What is being asked. Write out all lines holding the word "ornament".

The input.

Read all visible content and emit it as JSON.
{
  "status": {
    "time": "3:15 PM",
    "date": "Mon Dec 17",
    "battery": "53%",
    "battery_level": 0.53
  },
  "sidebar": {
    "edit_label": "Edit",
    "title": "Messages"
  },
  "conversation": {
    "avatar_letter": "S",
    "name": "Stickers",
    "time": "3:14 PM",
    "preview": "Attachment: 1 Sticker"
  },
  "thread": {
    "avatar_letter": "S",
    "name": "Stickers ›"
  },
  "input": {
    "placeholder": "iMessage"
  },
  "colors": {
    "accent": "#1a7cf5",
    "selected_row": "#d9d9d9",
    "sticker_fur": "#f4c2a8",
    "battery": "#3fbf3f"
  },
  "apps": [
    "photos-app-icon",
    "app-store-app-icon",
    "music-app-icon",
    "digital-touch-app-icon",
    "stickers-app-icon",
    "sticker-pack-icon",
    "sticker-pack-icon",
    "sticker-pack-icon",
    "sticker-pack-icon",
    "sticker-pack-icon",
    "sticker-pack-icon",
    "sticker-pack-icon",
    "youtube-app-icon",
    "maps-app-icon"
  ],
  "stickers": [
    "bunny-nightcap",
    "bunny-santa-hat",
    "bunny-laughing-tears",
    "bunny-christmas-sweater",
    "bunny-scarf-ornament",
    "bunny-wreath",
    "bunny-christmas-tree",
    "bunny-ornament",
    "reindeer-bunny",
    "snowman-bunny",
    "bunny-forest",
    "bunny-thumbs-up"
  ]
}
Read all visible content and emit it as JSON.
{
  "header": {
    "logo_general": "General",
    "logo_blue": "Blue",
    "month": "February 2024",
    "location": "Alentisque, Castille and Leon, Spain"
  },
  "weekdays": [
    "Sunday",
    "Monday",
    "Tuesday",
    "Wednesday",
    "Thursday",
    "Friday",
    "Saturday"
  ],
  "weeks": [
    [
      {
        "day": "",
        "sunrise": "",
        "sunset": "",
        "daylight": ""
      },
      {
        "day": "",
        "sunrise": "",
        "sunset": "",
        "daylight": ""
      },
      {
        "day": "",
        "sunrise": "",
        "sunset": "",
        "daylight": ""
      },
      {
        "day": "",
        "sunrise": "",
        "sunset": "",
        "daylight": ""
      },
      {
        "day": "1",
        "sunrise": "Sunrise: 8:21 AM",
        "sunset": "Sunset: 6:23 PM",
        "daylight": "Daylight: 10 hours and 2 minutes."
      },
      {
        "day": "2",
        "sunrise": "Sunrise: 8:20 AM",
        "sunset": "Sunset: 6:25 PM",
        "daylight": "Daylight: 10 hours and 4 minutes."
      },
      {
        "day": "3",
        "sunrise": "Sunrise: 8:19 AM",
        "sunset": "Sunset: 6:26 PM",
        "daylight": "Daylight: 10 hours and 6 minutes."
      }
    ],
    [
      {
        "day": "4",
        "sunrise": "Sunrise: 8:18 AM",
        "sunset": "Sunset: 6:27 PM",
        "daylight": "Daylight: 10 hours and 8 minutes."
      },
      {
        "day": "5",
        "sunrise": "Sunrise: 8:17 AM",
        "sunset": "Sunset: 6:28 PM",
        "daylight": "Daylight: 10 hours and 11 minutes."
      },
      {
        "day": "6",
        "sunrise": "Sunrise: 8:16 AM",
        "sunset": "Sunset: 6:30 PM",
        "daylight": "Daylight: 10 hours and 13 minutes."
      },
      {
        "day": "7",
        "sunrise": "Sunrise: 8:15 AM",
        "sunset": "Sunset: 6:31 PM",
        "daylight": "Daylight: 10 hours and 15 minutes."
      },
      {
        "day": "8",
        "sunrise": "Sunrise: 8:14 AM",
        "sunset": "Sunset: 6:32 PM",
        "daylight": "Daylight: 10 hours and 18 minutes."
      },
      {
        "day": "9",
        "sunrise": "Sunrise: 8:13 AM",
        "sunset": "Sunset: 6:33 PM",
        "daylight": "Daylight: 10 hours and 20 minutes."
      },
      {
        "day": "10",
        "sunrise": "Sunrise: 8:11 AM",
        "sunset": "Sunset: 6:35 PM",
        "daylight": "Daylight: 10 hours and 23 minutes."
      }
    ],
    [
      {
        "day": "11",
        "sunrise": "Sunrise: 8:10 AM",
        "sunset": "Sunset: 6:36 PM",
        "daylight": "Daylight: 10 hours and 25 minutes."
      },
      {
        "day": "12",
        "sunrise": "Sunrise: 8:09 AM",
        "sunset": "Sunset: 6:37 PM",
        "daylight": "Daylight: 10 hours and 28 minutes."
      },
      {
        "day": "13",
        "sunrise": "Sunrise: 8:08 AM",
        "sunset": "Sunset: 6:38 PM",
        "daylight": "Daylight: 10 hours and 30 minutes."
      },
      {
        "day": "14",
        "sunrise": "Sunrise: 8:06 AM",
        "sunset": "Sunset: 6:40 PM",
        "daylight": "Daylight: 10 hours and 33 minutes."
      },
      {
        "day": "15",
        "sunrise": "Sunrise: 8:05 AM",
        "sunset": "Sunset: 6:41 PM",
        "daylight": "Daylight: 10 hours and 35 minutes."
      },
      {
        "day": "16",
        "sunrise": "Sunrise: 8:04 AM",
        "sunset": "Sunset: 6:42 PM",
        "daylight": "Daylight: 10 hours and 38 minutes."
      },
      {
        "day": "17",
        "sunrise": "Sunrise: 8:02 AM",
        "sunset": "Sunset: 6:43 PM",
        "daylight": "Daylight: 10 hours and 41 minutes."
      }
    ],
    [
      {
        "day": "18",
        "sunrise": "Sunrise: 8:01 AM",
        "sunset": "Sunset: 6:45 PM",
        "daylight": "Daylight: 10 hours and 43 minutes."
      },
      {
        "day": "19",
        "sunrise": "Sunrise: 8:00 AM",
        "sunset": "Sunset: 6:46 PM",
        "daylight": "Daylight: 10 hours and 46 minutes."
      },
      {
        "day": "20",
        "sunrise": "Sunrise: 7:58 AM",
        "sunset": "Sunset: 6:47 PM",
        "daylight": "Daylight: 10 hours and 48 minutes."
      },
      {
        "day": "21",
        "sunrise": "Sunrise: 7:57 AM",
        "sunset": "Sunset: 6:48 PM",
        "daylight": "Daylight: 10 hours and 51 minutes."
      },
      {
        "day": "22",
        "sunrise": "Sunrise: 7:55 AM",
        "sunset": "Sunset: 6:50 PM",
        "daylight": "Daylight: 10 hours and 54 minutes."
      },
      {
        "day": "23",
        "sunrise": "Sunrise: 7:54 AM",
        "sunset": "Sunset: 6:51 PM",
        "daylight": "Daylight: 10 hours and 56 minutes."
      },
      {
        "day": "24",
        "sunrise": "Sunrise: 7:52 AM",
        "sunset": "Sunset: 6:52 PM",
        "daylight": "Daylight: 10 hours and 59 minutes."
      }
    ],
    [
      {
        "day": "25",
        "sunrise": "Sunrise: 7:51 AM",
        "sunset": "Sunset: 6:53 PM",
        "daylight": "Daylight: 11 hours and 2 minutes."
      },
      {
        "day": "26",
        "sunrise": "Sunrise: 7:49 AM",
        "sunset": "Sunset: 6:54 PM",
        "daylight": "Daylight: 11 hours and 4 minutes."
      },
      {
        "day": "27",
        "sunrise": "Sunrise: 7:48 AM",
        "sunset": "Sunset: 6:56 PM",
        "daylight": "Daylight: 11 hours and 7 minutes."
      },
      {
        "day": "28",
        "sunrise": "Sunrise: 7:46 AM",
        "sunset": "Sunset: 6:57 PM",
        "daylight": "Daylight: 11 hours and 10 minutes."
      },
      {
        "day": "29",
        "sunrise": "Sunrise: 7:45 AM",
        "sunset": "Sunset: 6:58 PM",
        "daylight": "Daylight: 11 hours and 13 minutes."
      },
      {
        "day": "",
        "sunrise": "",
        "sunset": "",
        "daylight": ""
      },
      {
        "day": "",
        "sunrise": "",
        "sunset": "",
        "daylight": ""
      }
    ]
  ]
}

Written response.
    "bunny-scarf-ornament",
    "bunny-ornament",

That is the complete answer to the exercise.